WORK TO BE COMPLETED =>
Could you write out every entry exactly as it stands?

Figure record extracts
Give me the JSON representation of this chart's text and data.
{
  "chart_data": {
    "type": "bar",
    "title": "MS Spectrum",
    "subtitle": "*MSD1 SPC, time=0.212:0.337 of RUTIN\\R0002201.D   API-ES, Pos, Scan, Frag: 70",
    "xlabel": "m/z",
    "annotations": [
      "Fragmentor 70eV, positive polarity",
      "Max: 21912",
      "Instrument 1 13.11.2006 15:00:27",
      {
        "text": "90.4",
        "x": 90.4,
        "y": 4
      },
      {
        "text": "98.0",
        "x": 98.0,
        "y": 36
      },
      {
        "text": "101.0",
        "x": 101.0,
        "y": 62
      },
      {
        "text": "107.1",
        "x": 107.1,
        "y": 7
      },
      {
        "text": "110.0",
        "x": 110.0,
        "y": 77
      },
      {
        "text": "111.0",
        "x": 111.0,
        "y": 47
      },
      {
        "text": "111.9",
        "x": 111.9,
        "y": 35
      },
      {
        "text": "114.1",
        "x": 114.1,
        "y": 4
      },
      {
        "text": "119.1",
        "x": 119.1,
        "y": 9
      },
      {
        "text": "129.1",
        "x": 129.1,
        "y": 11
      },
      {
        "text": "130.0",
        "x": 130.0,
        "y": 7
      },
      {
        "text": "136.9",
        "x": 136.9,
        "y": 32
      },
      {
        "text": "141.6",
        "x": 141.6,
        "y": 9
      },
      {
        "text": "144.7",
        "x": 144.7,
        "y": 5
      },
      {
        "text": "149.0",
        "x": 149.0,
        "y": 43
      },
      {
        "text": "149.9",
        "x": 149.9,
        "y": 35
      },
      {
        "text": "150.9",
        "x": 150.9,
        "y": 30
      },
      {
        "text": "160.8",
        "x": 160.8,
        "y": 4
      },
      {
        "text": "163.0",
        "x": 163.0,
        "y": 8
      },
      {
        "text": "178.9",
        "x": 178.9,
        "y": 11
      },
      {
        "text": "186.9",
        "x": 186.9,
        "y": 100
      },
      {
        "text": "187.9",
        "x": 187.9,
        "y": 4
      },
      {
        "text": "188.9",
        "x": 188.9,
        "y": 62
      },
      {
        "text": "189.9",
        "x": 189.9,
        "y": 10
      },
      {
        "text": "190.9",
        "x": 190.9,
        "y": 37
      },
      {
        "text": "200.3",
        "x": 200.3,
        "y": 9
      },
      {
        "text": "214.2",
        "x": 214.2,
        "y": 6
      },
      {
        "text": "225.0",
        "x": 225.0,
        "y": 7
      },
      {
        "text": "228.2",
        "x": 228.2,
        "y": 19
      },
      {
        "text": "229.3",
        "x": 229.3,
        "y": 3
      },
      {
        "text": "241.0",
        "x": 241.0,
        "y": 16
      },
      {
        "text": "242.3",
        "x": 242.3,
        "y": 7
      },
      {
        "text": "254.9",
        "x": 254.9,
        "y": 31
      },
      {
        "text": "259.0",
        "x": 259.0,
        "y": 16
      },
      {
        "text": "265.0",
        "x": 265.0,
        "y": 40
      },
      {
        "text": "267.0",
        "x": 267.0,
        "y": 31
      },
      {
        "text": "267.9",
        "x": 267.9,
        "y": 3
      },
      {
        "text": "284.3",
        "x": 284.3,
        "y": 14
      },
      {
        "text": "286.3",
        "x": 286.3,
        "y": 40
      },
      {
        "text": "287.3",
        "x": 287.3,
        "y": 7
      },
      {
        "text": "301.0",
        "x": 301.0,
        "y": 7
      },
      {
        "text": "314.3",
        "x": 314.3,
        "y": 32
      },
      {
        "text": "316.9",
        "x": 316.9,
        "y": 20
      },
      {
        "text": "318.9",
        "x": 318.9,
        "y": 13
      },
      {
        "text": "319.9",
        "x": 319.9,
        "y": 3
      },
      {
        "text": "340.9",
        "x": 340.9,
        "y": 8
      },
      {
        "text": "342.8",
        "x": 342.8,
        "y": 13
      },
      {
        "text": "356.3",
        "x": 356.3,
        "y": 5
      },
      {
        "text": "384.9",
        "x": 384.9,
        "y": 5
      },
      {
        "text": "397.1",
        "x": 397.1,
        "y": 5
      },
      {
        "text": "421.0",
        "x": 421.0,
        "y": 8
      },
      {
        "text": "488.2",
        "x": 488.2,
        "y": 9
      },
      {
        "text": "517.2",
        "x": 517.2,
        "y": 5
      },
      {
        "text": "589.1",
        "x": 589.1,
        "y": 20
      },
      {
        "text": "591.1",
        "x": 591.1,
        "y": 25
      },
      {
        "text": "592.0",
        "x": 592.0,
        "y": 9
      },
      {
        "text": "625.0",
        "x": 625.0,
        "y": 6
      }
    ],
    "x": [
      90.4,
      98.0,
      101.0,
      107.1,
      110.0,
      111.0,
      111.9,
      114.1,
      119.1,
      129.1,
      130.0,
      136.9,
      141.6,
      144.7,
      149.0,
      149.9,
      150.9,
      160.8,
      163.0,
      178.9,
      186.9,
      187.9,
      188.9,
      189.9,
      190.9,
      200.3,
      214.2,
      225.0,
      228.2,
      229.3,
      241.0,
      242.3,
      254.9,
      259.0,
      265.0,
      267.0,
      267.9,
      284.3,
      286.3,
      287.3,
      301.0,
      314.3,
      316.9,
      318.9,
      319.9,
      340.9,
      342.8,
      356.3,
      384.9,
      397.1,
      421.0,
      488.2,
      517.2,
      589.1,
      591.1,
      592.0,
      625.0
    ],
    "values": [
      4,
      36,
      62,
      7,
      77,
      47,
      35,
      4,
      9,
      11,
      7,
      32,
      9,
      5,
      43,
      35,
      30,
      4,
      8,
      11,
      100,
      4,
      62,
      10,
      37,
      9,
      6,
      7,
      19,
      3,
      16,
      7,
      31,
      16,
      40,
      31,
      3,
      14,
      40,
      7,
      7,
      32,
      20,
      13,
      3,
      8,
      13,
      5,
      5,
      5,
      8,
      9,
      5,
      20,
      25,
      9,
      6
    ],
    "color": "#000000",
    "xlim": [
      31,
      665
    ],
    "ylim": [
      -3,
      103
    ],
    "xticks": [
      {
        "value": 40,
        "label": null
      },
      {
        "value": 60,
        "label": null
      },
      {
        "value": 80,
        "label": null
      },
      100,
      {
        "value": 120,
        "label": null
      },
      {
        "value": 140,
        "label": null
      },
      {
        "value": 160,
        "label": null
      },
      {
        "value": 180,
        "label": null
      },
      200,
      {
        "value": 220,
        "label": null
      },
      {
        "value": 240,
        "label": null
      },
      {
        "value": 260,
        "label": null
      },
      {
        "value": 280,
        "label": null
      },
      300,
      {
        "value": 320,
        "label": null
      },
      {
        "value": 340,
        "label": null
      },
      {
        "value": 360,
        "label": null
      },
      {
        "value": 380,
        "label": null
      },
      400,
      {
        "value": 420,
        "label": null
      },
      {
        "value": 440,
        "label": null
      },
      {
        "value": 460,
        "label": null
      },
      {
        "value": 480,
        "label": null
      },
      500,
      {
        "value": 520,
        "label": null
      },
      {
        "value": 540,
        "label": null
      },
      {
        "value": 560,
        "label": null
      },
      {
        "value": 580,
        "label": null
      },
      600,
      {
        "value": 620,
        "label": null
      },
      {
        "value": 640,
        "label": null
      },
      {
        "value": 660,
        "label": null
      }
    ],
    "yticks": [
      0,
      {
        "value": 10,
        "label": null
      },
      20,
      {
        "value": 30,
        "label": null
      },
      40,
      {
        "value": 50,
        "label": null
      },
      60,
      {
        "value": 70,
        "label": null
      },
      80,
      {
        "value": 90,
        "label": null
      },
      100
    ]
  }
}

REPLY =>
Give me the JSON representation of this chart's text and data.
{
  "chart_data": {
    "type": "bar",
    "title": "MS Spectrum",
    "subtitle": "*MSD1 SPC, time=0.212:0.337 of RUTIN\\R0002201.D   API-ES, Pos, Scan, Frag: 70",
    "xlabel": "m/z",
    "annotations": [
      "Fragmentor 70eV, positive polarity",
      "Max: 21912",
      "Instrument 1 13.11.2006 15:00:27",
      {
        "text": "90.4",
        "x": 90.4,
        "y": 4
      },
      {
        "text": "98.0",
        "x": 98.0,
        "y": 36
      },
      {
        "text": "101.0",
        "x": 101.0,
        "y": 62
      },
      {
        "text": "107.1",
        "x": 107.1,
        "y": 7
      },
      {
        "text": "110.0",
        "x": 110.0,
        "y": 77
      },
      {
        "text": "111.0",
        "x": 111.0,
        "y": 47
      },
      {
        "text": "111.9",
        "x": 111.9,
        "y": 35
      },
      {
        "text": "114.1",
        "x": 114.1,
        "y": 4
      },
      {
        "text": "119.1",
        "x": 119.1,
        "y": 9
      },
      {
        "text": "129.1",
        "x": 129.1,
        "y": 11
      },
      {
        "text": "130.0",
        "x": 130.0,
        "y": 7
      },
      {
        "text": "136.9",
        "x": 136.9,
        "y": 32
      },
      {
        "text": "141.6",
        "x": 141.6,
        "y": 9
      },
      {
        "text": "144.7",
        "x": 144.7,
        "y": 5
      },
      {
        "text": "149.0",
        "x": 149.0,
        "y": 43
      },
      {
        "text": "149.9",
        "x": 149.9,
        "y": 35
      },
      {
        "text": "150.9",
        "x": 150.9,
        "y": 30
      },
      {
        "text": "160.8",
        "x": 160.8,
        "y": 4
      },
      {
        "text": "163.0",
        "x": 163.0,
        "y": 8
      },
      {
        "text": "178.9",
        "x": 178.9,
        "y": 11
      },
      {
        "text": "186.9",
        "x": 186.9,
        "y": 100
      },
      {
        "text": "187.9",
        "x": 187.9,
        "y": 4
      },
      {
        "text": "188.9",
        "x": 188.9,
        "y": 62
      },
      {
        "text": "189.9",
        "x": 189.9,
        "y": 10
      },
      {
        "text": "190.9",
        "x": 190.9,
        "y": 37
      },
      {
        "text": "200.3",
        "x": 200.3,
        "y": 9
      },
      {
        "text": "214.2",
        "x": 214.2,
        "y": 6
      },
      {
        "text": "225.0",
        "x": 225.0,
        "y": 7
      },
      {
        "text": "228.2",
        "x": 228.2,
        "y": 19
      },
      {
        "text": "229.3",
        "x": 229.3,
        "y": 3
      },
      {
        "text": "241.0",
        "x": 241.0,
        "y": 16
      },
      {
        "text": "242.3",
        "x": 242.3,
        "y": 7
      },
      {
        "text": "254.9",
        "x": 254.9,
        "y": 31
      },
      {
        "text": "259.0",
        "x": 259.0,
        "y": 16
      },
      {
        "text": "265.0",
        "x": 265.0,
        "y": 40
      },
      {
        "text": "267.0",
        "x": 267.0,
        "y": 31
      },
      {
        "text": "267.9",
        "x": 267.9,
        "y": 3
      },
      {
        "text": "284.3",
        "x": 284.3,
        "y": 14
      },
      {
        "text": "286.3",
        "x": 286.3,
        "y": 40
      },
      {
        "text": "287.3",
        "x": 287.3,
        "y": 7
      },
      {
        "text": "301.0",
        "x": 301.0,
        "y": 7
      },
      {
        "text": "314.3",
        "x": 314.3,
        "y": 32
      },
      {
        "text": "316.9",
        "x": 316.9,
        "y": 20
      },
      {
        "text": "318.9",
        "x": 318.9,
        "y": 13
      },
      {
        "text": "319.9",
        "x": 319.9,
        "y": 3
      },
      {
        "text": "340.9",
        "x": 340.9,
        "y": 8
      },
      {
        "text": "342.8",
        "x": 342.8,
        "y": 13
      },
      {
        "text": "356.3",
        "x": 356.3,
        "y": 5
      },
      {
        "text": "384.9",
        "x": 384.9,
        "y": 5
      },
      {
        "text": "397.1",
        "x": 397.1,
        "y": 5
      },
      {
        "text": "421.0",
        "x": 421.0,
        "y": 8
      },
      {
        "text": "488.2",
        "x": 488.2,
        "y": 9
      },
      {
        "text": "517.2",
        "x": 517.2,
        "y": 5
      },
      {
        "text": "589.1",
        "x": 589.1,
        "y": 20
      },
      {
        "text": "591.1",
        "x": 591.1,
        "y": 25
      },
      {
        "text": "592.0",
        "x": 592.0,
        "y": 9
      },
      {
        "text": "625.0",
        "x": 625.0,
        "y": 6
      }
    ],
    "x": [
      90.4,
      98.0,
      101.0,
      107.1,
      110.0,
      111.0,
      111.9,
      114.1,
      119.1,
      129.1,
      130.0,
      136.9,
      141.6,
      144.7,
      149.0,
      149.9,
      150.9,
      160.8,
      163.0,
      178.9,
      186.9,
      187.9,
      188.9,
      189.9,
      190.9,
      200.3,
      214.2,
      225.0,
      228.2,
      229.3,
      241.0,
      242.3,
      254.9,
      259.0,
      265.0,
      267.0,
      267.9,
      284.3,
      286.3,
      287.3,
      301.0,
      314.3,
      316.9,
      318.9,
      319.9,
      340.9,
      342.8,
      356.3,
      384.9,
      397.1,
      421.0,
      488.2,
      517.2,
      589.1,
      591.1,
      592.0,
      625.0
    ],
    "values": [
      4,
      36,
      62,
      7,
      77,
      47,
      35,
      4,
      9,
      11,
      7,
      32,
      9,
      5,
      43,
      35,
      30,
      4,
      8,
      11,
      100,
      4,
      62,
      10,
      37,
      9,
      6,
      7,
      19,
      3,
      16,
      7,
      31,
      16,
      40,
      31,
      3,
      14,
      40,
      7,
      7,
      32,
      20,
      13,
      3,
      8,
      13,
      5,
      5,
      5,
      8,
      9,
      5,
      20,
      25,
      9,
      6
    ],
    "color": "#000000",
    "xlim": [
      31,
      665
    ],
    "ylim": [
      -3,
      103
    ],
    "xticks": [
      {
        "value": 40,
        "label": null
      },
      {
        "value": 60,
        "label": null
      },
      {
        "value": 80,
        "label": null
      },
      100,
      {
        "value": 120,
        "label": null
      },
      {
        "value": 140,
        "label": null
      },
      {
        "value": 160,
        "label": null
      },
      {
        "value": 180,
        "label": null
      },
      200,
      {
        "value": 220,
        "label": null
      },
      {
        "value": 240,
        "label": null
      },
      {
        "value": 260,
        "label": null
      },
      {
        "value": 280,
        "label": null
      },
      300,
      {
        "value": 320,
        "label": null
      },
      {
        "value": 340,
        "label": null
      },
      {
        "value": 360,
        "label": null
      },
      {
        "value": 380,
        "label": null
      },
      400,
      {
        "value": 420,
        "label": null
      },
      {
        "value": 440,
        "label": null
      },
      {
        "value": 460,
        "label": null
      },
      {
        "value": 480,
        "label": null
      },
      500,
      {
        "value": 520,
        "label": null
      },
      {
        "value": 540,
        "label": null
      },
      {
        "value": 560,
        "label": null
      },
      {
        "value": 580,
        "label": null
      },
      600,
      {
        "value": 620,
        "label": null
      },
      {
        "value": 640,
        "label": null
      },
      {
        "value": 660,
        "label": null
      }
    ],
    "yticks": [
      0,
      {
        "value": 10,
        "label": null
      },
      20,
      {
        "value": 30,
        "label": null
      },
      40,
      {
        "value": 50,
        "label": null
      },
      60,
      {
        "value": 70,
        "label": null
      },
      80,
      {
        "value": 90,
        "label": null
      },
      100
    ]
  }
}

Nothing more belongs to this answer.